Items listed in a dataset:

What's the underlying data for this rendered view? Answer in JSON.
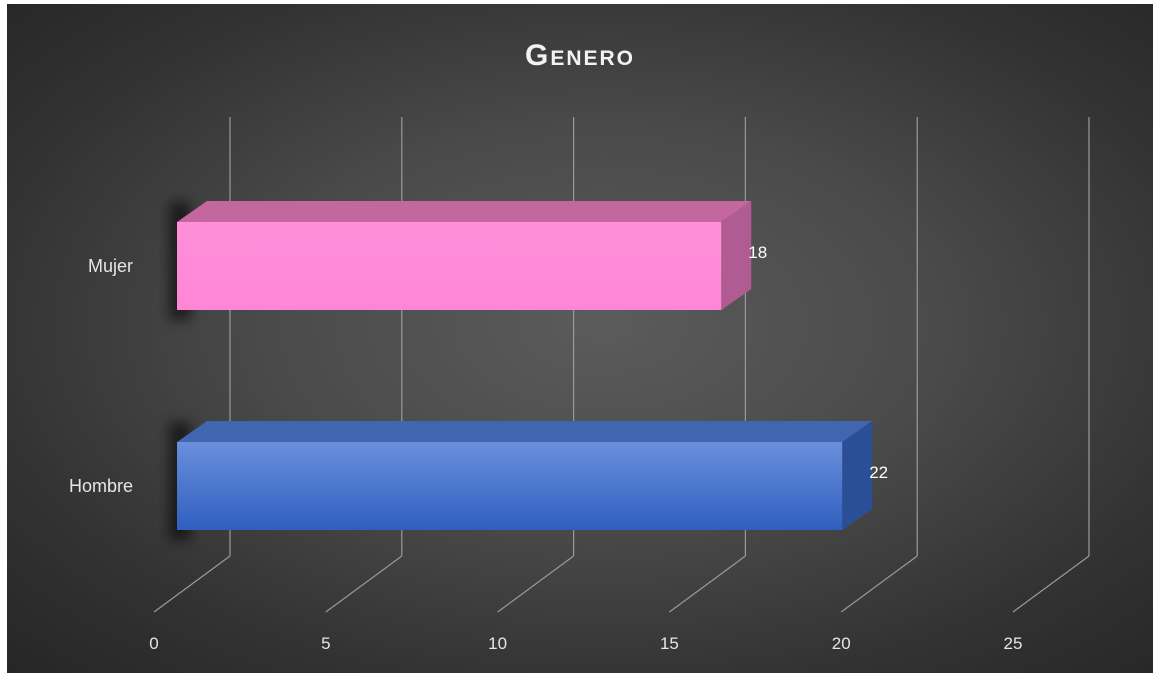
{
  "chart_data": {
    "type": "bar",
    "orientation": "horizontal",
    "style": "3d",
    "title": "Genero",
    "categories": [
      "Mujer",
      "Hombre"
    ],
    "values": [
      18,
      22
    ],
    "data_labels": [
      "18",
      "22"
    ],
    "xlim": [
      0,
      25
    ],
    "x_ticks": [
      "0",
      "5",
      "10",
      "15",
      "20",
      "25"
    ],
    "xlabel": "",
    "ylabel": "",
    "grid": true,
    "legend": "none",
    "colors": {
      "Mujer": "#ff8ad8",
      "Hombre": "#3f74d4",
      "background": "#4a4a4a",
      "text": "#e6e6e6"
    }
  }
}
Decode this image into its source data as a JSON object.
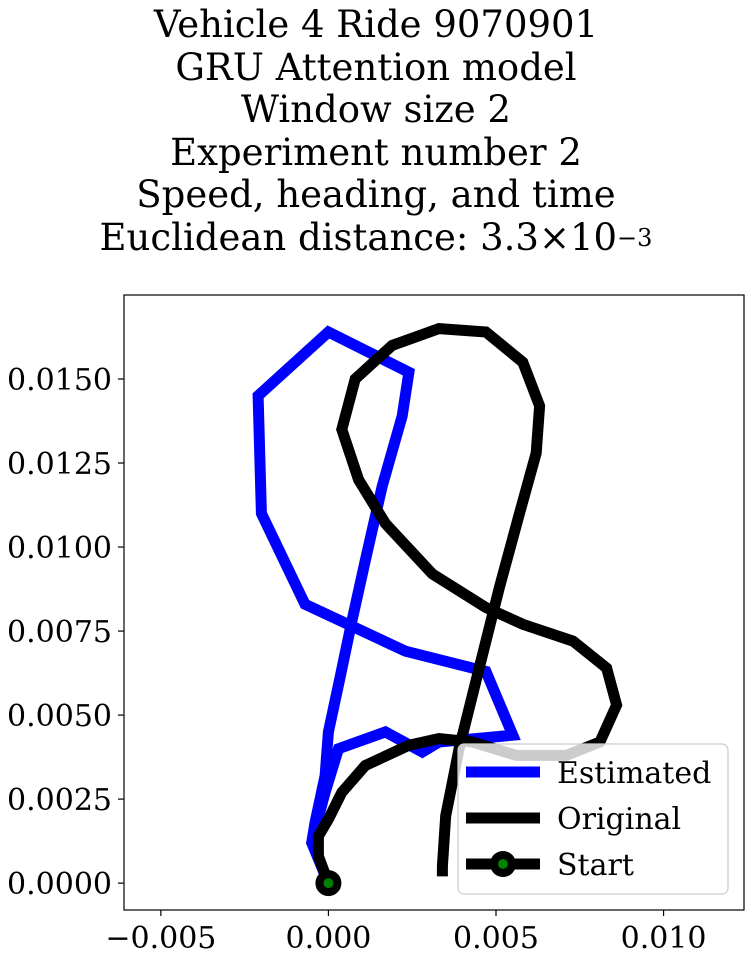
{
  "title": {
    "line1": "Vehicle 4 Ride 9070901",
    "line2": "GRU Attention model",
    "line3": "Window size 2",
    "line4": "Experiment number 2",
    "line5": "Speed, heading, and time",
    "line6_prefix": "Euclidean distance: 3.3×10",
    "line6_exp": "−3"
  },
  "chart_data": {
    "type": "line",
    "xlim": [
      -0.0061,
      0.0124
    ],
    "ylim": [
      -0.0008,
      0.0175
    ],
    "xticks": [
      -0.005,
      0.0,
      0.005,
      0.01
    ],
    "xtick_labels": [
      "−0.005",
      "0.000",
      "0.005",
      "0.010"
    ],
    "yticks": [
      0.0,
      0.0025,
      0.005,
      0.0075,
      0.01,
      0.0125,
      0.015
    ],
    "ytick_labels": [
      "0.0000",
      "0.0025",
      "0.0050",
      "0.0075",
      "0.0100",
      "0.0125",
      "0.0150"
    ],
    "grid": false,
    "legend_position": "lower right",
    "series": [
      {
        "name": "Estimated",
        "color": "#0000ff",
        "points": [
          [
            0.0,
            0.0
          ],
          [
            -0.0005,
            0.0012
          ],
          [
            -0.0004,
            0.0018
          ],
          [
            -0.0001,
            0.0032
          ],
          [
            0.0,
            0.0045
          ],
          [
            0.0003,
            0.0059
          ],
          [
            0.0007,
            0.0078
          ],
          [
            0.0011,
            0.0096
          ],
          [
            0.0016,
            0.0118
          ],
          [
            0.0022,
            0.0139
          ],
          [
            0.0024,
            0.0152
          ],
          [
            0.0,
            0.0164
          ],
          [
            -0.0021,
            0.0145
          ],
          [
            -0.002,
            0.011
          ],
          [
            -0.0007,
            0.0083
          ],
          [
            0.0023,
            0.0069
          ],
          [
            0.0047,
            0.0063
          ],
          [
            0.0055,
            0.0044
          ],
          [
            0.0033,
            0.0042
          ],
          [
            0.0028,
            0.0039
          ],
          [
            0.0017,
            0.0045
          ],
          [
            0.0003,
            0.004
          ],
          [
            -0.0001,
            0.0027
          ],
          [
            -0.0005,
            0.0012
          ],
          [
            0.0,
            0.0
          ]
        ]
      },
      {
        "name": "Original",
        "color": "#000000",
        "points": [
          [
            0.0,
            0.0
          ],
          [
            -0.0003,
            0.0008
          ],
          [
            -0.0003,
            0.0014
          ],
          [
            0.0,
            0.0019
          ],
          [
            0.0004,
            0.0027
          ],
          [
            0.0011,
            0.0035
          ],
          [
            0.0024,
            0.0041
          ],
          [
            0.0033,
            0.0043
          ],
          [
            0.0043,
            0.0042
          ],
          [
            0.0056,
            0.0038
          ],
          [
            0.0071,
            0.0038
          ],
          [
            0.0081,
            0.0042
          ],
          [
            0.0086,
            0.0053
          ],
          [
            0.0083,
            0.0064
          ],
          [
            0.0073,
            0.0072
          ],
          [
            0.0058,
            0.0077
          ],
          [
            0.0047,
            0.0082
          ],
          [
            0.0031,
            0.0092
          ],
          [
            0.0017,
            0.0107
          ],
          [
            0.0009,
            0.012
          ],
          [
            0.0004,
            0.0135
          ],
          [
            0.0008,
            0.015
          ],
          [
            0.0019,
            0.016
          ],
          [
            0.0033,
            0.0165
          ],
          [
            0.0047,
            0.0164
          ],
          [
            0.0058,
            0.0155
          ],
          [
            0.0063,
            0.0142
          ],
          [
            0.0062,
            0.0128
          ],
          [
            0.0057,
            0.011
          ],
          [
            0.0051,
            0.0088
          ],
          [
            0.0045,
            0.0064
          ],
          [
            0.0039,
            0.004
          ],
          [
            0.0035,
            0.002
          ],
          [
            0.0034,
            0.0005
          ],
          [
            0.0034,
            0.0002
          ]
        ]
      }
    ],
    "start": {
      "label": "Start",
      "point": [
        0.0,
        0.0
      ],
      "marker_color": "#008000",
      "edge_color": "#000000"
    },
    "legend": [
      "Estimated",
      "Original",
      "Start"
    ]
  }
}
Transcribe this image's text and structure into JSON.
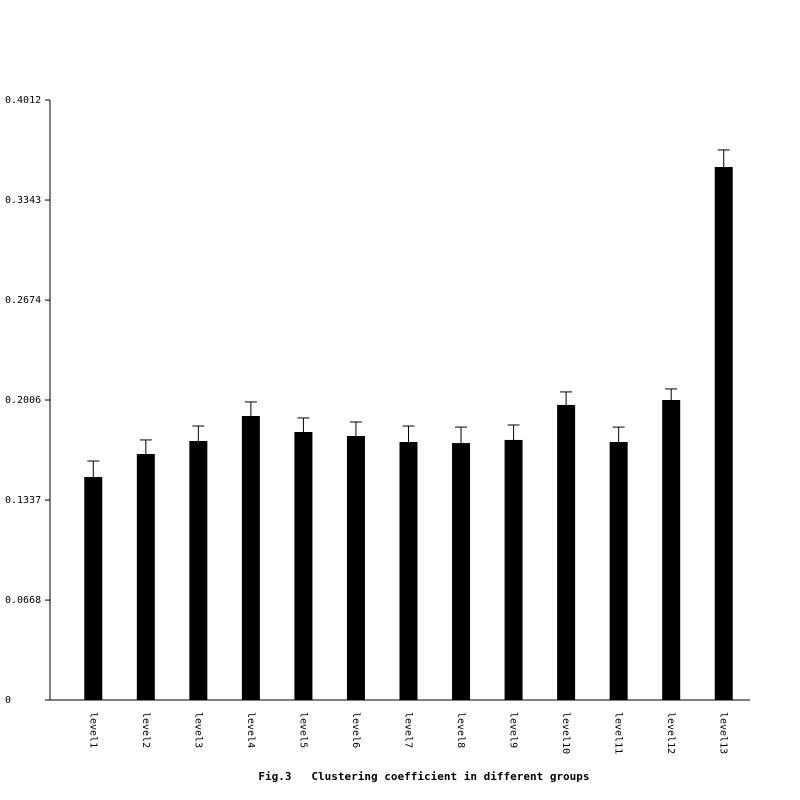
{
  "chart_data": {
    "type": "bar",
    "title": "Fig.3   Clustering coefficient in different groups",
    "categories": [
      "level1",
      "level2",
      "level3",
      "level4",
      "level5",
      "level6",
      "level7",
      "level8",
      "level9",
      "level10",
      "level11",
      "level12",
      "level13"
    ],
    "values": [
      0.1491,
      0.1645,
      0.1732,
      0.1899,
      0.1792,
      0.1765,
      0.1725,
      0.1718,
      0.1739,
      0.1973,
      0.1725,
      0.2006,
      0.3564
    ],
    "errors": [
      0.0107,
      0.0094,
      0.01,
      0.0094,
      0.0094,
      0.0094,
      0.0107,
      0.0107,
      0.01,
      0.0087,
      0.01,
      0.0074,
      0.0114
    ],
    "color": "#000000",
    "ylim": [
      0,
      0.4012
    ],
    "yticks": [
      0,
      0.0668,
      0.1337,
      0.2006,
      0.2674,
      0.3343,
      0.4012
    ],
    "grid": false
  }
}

WHAT IS BEING ASKED: Retype all of the entries exactly as written, leaving out any images.

TASK RESULT:
What's the underlying data for this rendered view? Answer in JSON.
{
  "chart_data": {
    "type": "bar",
    "orientation": "horizontal",
    "style": "3d",
    "title": "Genero",
    "categories": [
      "Mujer",
      "Hombre"
    ],
    "values": [
      18,
      22
    ],
    "data_labels": [
      "18",
      "22"
    ],
    "xlim": [
      0,
      25
    ],
    "x_ticks": [
      "0",
      "5",
      "10",
      "15",
      "20",
      "25"
    ],
    "xlabel": "",
    "ylabel": "",
    "grid": true,
    "legend": "none",
    "colors": {
      "Mujer": "#ff8ad8",
      "Hombre": "#3f74d4",
      "background": "#4a4a4a",
      "text": "#e6e6e6"
    }
  }
}
Decode this image into its source data as a JSON object.
{
  "title": {
    "line1": "Vehicle 4 Ride 9070901",
    "line2": "GRU Attention model",
    "line3": "Window size 2",
    "line4": "Experiment number 2",
    "line5": "Speed, heading, and time",
    "line6_prefix": "Euclidean distance: 3.3×10",
    "line6_exp": "−3"
  },
  "chart_data": {
    "type": "line",
    "xlim": [
      -0.0061,
      0.0124
    ],
    "ylim": [
      -0.0008,
      0.0175
    ],
    "xticks": [
      -0.005,
      0.0,
      0.005,
      0.01
    ],
    "xtick_labels": [
      "−0.005",
      "0.000",
      "0.005",
      "0.010"
    ],
    "yticks": [
      0.0,
      0.0025,
      0.005,
      0.0075,
      0.01,
      0.0125,
      0.015
    ],
    "ytick_labels": [
      "0.0000",
      "0.0025",
      "0.0050",
      "0.0075",
      "0.0100",
      "0.0125",
      "0.0150"
    ],
    "grid": false,
    "legend_position": "lower right",
    "series": [
      {
        "name": "Estimated",
        "color": "#0000ff",
        "points": [
          [
            0.0,
            0.0
          ],
          [
            -0.0005,
            0.0012
          ],
          [
            -0.0004,
            0.0018
          ],
          [
            -0.0001,
            0.0032
          ],
          [
            0.0,
            0.0045
          ],
          [
            0.0003,
            0.0059
          ],
          [
            0.0007,
            0.0078
          ],
          [
            0.0011,
            0.0096
          ],
          [
            0.0016,
            0.0118
          ],
          [
            0.0022,
            0.0139
          ],
          [
            0.0024,
            0.0152
          ],
          [
            0.0,
            0.0164
          ],
          [
            -0.0021,
            0.0145
          ],
          [
            -0.002,
            0.011
          ],
          [
            -0.0007,
            0.0083
          ],
          [
            0.0023,
            0.0069
          ],
          [
            0.0047,
            0.0063
          ],
          [
            0.0055,
            0.0044
          ],
          [
            0.0033,
            0.0042
          ],
          [
            0.0028,
            0.0039
          ],
          [
            0.0017,
            0.0045
          ],
          [
            0.0003,
            0.004
          ],
          [
            -0.0001,
            0.0027
          ],
          [
            -0.0005,
            0.0012
          ],
          [
            0.0,
            0.0
          ]
        ]
      },
      {
        "name": "Original",
        "color": "#000000",
        "points": [
          [
            0.0,
            0.0
          ],
          [
            -0.0003,
            0.0008
          ],
          [
            -0.0003,
            0.0014
          ],
          [
            0.0,
            0.0019
          ],
          [
            0.0004,
            0.0027
          ],
          [
            0.0011,
            0.0035
          ],
          [
            0.0024,
            0.0041
          ],
          [
            0.0033,
            0.0043
          ],
          [
            0.0043,
            0.0042
          ],
          [
            0.0056,
            0.0038
          ],
          [
            0.0071,
            0.0038
          ],
          [
            0.0081,
            0.0042
          ],
          [
            0.0086,
            0.0053
          ],
          [
            0.0083,
            0.0064
          ],
          [
            0.0073,
            0.0072
          ],
          [
            0.0058,
            0.0077
          ],
          [
            0.0047,
            0.0082
          ],
          [
            0.0031,
            0.0092
          ],
          [
            0.0017,
            0.0107
          ],
          [
            0.0009,
            0.012
          ],
          [
            0.0004,
            0.0135
          ],
          [
            0.0008,
            0.015
          ],
          [
            0.0019,
            0.016
          ],
          [
            0.0033,
            0.0165
          ],
          [
            0.0047,
            0.0164
          ],
          [
            0.0058,
            0.0155
          ],
          [
            0.0063,
            0.0142
          ],
          [
            0.0062,
            0.0128
          ],
          [
            0.0057,
            0.011
          ],
          [
            0.0051,
            0.0088
          ],
          [
            0.0045,
            0.0064
          ],
          [
            0.0039,
            0.004
          ],
          [
            0.0035,
            0.002
          ],
          [
            0.0034,
            0.0005
          ],
          [
            0.0034,
            0.0002
          ]
        ]
      }
    ],
    "start": {
      "label": "Start",
      "point": [
        0.0,
        0.0
      ],
      "marker_color": "#008000",
      "edge_color": "#000000"
    },
    "legend": [
      "Estimated",
      "Original",
      "Start"
    ]
  }
}
Transcribe this image's text and structure into JSON.
{
  "chart_data": {
    "type": "bar",
    "title": "Fig.3   Clustering coefficient in different groups",
    "categories": [
      "level1",
      "level2",
      "level3",
      "level4",
      "level5",
      "level6",
      "level7",
      "level8",
      "level9",
      "level10",
      "level11",
      "level12",
      "level13"
    ],
    "values": [
      0.1491,
      0.1645,
      0.1732,
      0.1899,
      0.1792,
      0.1765,
      0.1725,
      0.1718,
      0.1739,
      0.1973,
      0.1725,
      0.2006,
      0.3564
    ],
    "errors": [
      0.0107,
      0.0094,
      0.01,
      0.0094,
      0.0094,
      0.0094,
      0.0107,
      0.0107,
      0.01,
      0.0087,
      0.01,
      0.0074,
      0.0114
    ],
    "color": "#000000",
    "ylim": [
      0,
      0.4012
    ],
    "yticks": [
      0,
      0.0668,
      0.1337,
      0.2006,
      0.2674,
      0.3343,
      0.4012
    ],
    "grid": false
  }
}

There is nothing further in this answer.